### WHAT THE TASK ASKS
Retype all of the data without changing a single word.

Figure record listings
────

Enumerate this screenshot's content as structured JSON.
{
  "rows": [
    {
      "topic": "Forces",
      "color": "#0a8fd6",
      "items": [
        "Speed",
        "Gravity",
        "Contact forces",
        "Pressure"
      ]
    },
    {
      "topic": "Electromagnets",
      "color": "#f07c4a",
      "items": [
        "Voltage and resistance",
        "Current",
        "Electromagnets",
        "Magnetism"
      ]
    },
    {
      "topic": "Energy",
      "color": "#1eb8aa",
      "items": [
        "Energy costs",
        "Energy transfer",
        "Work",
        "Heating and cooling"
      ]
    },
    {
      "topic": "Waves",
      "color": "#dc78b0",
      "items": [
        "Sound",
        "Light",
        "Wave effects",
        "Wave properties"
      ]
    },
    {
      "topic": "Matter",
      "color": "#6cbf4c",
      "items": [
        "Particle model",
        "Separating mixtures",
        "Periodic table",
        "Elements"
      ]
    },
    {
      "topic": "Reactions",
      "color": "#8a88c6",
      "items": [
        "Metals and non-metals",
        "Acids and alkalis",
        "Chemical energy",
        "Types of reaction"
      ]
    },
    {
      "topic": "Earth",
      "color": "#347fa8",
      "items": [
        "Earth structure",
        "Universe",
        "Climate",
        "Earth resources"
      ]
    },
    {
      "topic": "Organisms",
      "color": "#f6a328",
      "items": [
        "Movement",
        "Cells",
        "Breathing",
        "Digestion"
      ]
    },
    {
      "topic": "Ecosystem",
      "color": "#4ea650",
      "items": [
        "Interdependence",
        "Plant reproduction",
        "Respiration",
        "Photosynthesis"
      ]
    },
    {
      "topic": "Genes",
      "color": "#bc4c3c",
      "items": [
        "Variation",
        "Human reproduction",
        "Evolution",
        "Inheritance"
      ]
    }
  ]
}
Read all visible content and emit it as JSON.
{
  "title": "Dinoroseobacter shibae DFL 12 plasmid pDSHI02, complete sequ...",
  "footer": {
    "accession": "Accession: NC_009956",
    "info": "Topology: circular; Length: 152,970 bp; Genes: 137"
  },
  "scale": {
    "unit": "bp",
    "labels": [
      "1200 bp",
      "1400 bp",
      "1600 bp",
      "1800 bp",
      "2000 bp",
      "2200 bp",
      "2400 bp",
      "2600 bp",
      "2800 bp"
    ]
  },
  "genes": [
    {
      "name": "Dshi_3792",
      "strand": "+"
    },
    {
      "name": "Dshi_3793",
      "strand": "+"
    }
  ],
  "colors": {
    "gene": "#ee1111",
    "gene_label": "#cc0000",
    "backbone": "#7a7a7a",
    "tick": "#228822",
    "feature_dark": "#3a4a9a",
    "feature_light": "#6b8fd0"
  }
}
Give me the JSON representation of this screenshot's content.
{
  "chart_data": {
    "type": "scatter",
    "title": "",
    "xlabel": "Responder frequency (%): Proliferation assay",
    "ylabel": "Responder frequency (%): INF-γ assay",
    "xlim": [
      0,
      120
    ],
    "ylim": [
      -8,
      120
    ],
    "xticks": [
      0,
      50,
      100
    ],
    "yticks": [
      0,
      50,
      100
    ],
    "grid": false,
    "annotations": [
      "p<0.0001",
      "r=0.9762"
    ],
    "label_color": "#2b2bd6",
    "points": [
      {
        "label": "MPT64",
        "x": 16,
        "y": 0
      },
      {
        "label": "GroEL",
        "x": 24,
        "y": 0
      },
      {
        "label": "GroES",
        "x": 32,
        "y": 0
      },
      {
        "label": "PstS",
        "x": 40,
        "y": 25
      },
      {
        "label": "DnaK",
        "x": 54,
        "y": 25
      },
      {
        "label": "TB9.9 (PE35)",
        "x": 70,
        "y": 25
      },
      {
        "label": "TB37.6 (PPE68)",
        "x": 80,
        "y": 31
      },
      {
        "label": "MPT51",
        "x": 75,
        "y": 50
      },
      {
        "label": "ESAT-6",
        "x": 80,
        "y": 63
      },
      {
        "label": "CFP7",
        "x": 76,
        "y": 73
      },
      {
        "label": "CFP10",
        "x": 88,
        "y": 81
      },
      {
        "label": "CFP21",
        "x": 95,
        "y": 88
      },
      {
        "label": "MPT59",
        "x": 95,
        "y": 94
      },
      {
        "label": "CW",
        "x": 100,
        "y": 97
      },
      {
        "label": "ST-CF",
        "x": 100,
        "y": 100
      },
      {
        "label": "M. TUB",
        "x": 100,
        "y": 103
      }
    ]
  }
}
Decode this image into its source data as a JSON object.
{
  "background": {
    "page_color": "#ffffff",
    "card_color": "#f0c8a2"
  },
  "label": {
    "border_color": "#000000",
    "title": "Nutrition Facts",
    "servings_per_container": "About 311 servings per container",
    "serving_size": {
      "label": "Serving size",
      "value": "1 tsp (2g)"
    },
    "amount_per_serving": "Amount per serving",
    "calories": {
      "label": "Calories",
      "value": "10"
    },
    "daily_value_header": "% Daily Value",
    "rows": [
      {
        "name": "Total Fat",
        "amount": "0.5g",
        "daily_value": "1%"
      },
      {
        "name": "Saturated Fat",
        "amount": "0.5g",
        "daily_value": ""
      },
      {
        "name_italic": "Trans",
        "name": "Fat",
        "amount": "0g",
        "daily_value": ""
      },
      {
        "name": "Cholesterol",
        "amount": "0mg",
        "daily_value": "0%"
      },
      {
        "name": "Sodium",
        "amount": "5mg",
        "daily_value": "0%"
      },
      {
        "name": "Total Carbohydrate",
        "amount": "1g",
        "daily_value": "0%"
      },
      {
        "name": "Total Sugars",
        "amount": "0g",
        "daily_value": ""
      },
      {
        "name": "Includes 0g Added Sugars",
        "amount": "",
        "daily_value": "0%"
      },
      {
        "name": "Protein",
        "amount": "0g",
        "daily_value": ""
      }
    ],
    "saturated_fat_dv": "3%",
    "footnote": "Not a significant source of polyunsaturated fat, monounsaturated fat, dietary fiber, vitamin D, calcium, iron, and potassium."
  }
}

────

### SOLUTION
Enumerate this screenshot's content as structured JSON.
{
  "rows": [
    {
      "topic": "Forces",
      "color": "#0a8fd6",
      "items": [
        "Speed",
        "Gravity",
        "Contact forces",
        "Pressure"
      ]
    },
    {
      "topic": "Electromagnets",
      "color": "#f07c4a",
      "items": [
        "Voltage and resistance",
        "Current",
        "Electromagnets",
        "Magnetism"
      ]
    },
    {
      "topic": "Energy",
      "color": "#1eb8aa",
      "items": [
        "Energy costs",
        "Energy transfer",
        "Work",
        "Heating and cooling"
      ]
    },
    {
      "topic": "Waves",
      "color": "#dc78b0",
      "items": [
        "Sound",
        "Light",
        "Wave effects",
        "Wave properties"
      ]
    },
    {
      "topic": "Matter",
      "color": "#6cbf4c",
      "items": [
        "Particle model",
        "Separating mixtures",
        "Periodic table",
        "Elements"
      ]
    },
    {
      "topic": "Reactions",
      "color": "#8a88c6",
      "items": [
        "Metals and non-metals",
        "Acids and alkalis",
        "Chemical energy",
        "Types of reaction"
      ]
    },
    {
      "topic": "Earth",
      "color": "#347fa8",
      "items": [
        "Earth structure",
        "Universe",
        "Climate",
        "Earth resources"
      ]
    },
    {
      "topic": "Organisms",
      "color": "#f6a328",
      "items": [
        "Movement",
        "Cells",
        "Breathing",
        "Digestion"
      ]
    },
    {
      "topic": "Ecosystem",
      "color": "#4ea650",
      "items": [
        "Interdependence",
        "Plant reproduction",
        "Respiration",
        "Photosynthesis"
      ]
    },
    {
      "topic": "Genes",
      "color": "#bc4c3c",
      "items": [
        "Variation",
        "Human reproduction",
        "Evolution",
        "Inheritance"
      ]
    }
  ]
}
Read all visible content and emit it as JSON.
{
  "title": "Dinoroseobacter shibae DFL 12 plasmid pDSHI02, complete sequ...",
  "footer": {
    "accession": "Accession: NC_009956",
    "info": "Topology: circular; Length: 152,970 bp; Genes: 137"
  },
  "scale": {
    "unit": "bp",
    "labels": [
      "1200 bp",
      "1400 bp",
      "1600 bp",
      "1800 bp",
      "2000 bp",
      "2200 bp",
      "2400 bp",
      "2600 bp",
      "2800 bp"
    ]
  },
  "genes": [
    {
      "name": "Dshi_3792",
      "strand": "+"
    },
    {
      "name": "Dshi_3793",
      "strand": "+"
    }
  ],
  "colors": {
    "gene": "#ee1111",
    "gene_label": "#cc0000",
    "backbone": "#7a7a7a",
    "tick": "#228822",
    "feature_dark": "#3a4a9a",
    "feature_light": "#6b8fd0"
  }
}
Give me the JSON representation of this screenshot's content.
{
  "chart_data": {
    "type": "scatter",
    "title": "",
    "xlabel": "Responder frequency (%): Proliferation assay",
    "ylabel": "Responder frequency (%): INF-γ assay",
    "xlim": [
      0,
      120
    ],
    "ylim": [
      -8,
      120
    ],
    "xticks": [
      0,
      50,
      100
    ],
    "yticks": [
      0,
      50,
      100
    ],
    "grid": false,
    "annotations": [
      "p<0.0001",
      "r=0.9762"
    ],
    "label_color": "#2b2bd6",
    "points": [
      {
        "label": "MPT64",
        "x": 16,
        "y": 0
      },
      {
        "label": "GroEL",
        "x": 24,
        "y": 0
      },
      {
        "label": "GroES",
        "x": 32,
        "y": 0
      },
      {
        "label": "PstS",
        "x": 40,
        "y": 25
      },
      {
        "label": "DnaK",
        "x": 54,
        "y": 25
      },
      {
        "label": "TB9.9 (PE35)",
        "x": 70,
        "y": 25
      },
      {
        "label": "TB37.6 (PPE68)",
        "x": 80,
        "y": 31
      },
      {
        "label": "MPT51",
        "x": 75,
        "y": 50
      },
      {
        "label": "ESAT-6",
        "x": 80,
        "y": 63
      },
      {
        "label": "CFP7",
        "x": 76,
        "y": 73
      },
      {
        "label": "CFP10",
        "x": 88,
        "y": 81
      },
      {
        "label": "CFP21",
        "x": 95,
        "y": 88
      },
      {
        "label": "MPT59",
        "x": 95,
        "y": 94
      },
      {
        "label": "CW",
        "x": 100,
        "y": 97
      },
      {
        "label": "ST-CF",
        "x": 100,
        "y": 100
      },
      {
        "label": "M. TUB",
        "x": 100,
        "y": 103
      }
    ]
  }
}
Decode this image into its source data as a JSON object.
{
  "background": {
    "page_color": "#ffffff",
    "card_color": "#f0c8a2"
  },
  "label": {
    "border_color": "#000000",
    "title": "Nutrition Facts",
    "servings_per_container": "About 311 servings per container",
    "serving_size": {
      "label": "Serving size",
      "value": "1 tsp (2g)"
    },
    "amount_per_serving": "Amount per serving",
    "calories": {
      "label": "Calories",
      "value": "10"
    },
    "daily_value_header": "% Daily Value",
    "rows": [
      {
        "name": "Total Fat",
        "amount": "0.5g",
        "daily_value": "1%"
      },
      {
        "name": "Saturated Fat",
        "amount": "0.5g",
        "daily_value": ""
      },
      {
        "name_italic": "Trans",
        "name": "Fat",
        "amount": "0g",
        "daily_value": ""
      },
      {
        "name": "Cholesterol",
        "amount": "0mg",
        "daily_value": "0%"
      },
      {
        "name": "Sodium",
        "amount": "5mg",
        "daily_value": "0%"
      },
      {
        "name": "Total Carbohydrate",
        "amount": "1g",
        "daily_value": "0%"
      },
      {
        "name": "Total Sugars",
        "amount": "0g",
        "daily_value": ""
      },
      {
        "name": "Includes 0g Added Sugars",
        "amount": "",
        "daily_value": "0%"
      },
      {
        "name": "Protein",
        "amount": "0g",
        "daily_value": ""
      }
    ],
    "saturated_fat_dv": "3%",
    "footnote": "Not a significant source of polyunsaturated fat, monounsaturated fat, dietary fiber, vitamin D, calcium, iron, and potassium."
  }
}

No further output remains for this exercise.